**EXERCISE DIRECTIONS**
Copy every entry word for word. Skip the pictures.

════════════════════

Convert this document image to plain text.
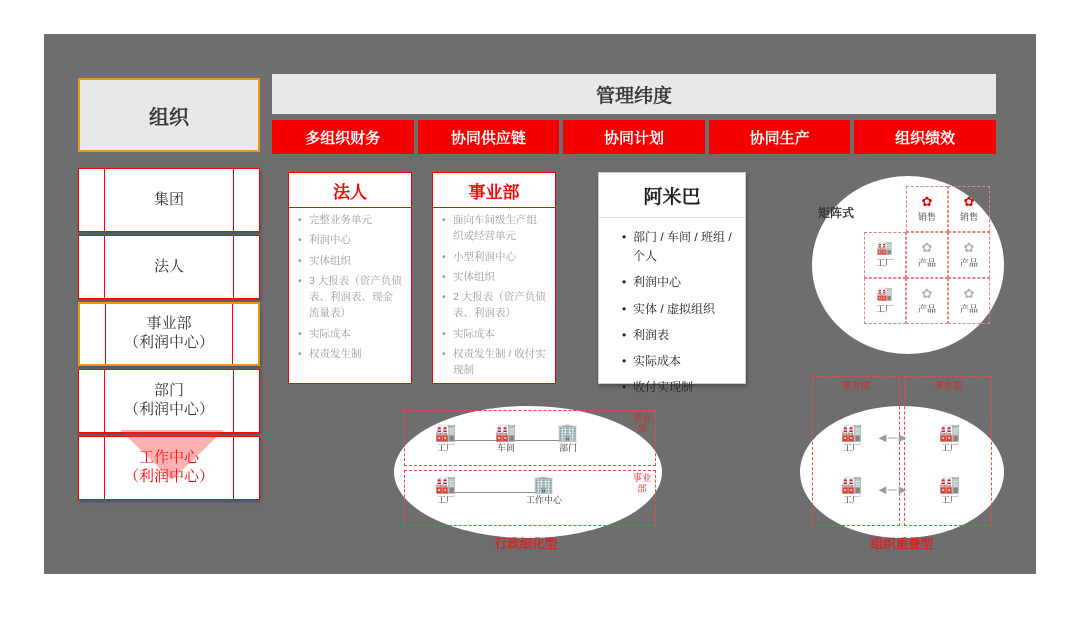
组织
集团
法人
事业部
（利润中心）
部门
（利润中心）
工作中心
（利润中心）
管理纬度
多组织财务	协同供应链	协同计划	协同生产	组织绩效
法人
• 完整业务单元
• 利润中心
• 实体组织
• 3 大报表（资产负债表、利润表、现金流量表）
• 实际成本
• 权责发生制
事业部
• 面向车间级生产组织或经营单元
• 小型利润中心
• 实体组织
• 2 大报表（资产负债表、利润表）
• 实际成本
• 权责发生制 / 收付实现制
阿米巴
• 部门 / 车间 / 班组 / 个人
• 利润中心
• 实体 / 虚拟组织
• 利润表
• 实际成本
• 收付实现制
矩阵式
✿
销售
✿
销售
🏭
工厂
✿
产品
✿
产品
🏭
工厂
✿
产品
✿
产品
🏭
工厂
🏭
车间
🏢
部门
🏭
工厂
🏢
工作中心
事业部
事业部
行政细化型
事业部	事业部
🏭
工厂
🏭
工厂
🏭
工厂
🏭
工厂
◄─►
◄─►
组织重叠型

════════════════════

**REPLY**
Convert this document image to plain text.
组织
集团
法人
事业部
（利润中心）
部门
（利润中心）
工作中心
（利润中心）
管理纬度
多组织财务	协同供应链	协同计划	协同生产	组织绩效
法人
• 完整业务单元
• 利润中心
• 实体组织
• 3 大报表（资产负债表、利润表、现金流量表）
• 实际成本
• 权责发生制
事业部
• 面向车间级生产组织或经营单元
• 小型利润中心
• 实体组织
• 2 大报表（资产负债表、利润表）
• 实际成本
• 权责发生制 / 收付实现制
阿米巴
• 部门 / 车间 / 班组 / 个人
• 利润中心
• 实体 / 虚拟组织
• 利润表
• 实际成本
• 收付实现制
矩阵式
✿
销售
✿
销售
🏭
工厂
✿
产品
✿
产品
🏭
工厂
✿
产品
✿
产品
🏭
工厂
🏭
车间
🏢
部门
🏭
工厂
🏢
工作中心
事业部
事业部
行政细化型
事业部	事业部
🏭
工厂
🏭
工厂
🏭
工厂
🏭
工厂
◄─►
◄─►
组织重叠型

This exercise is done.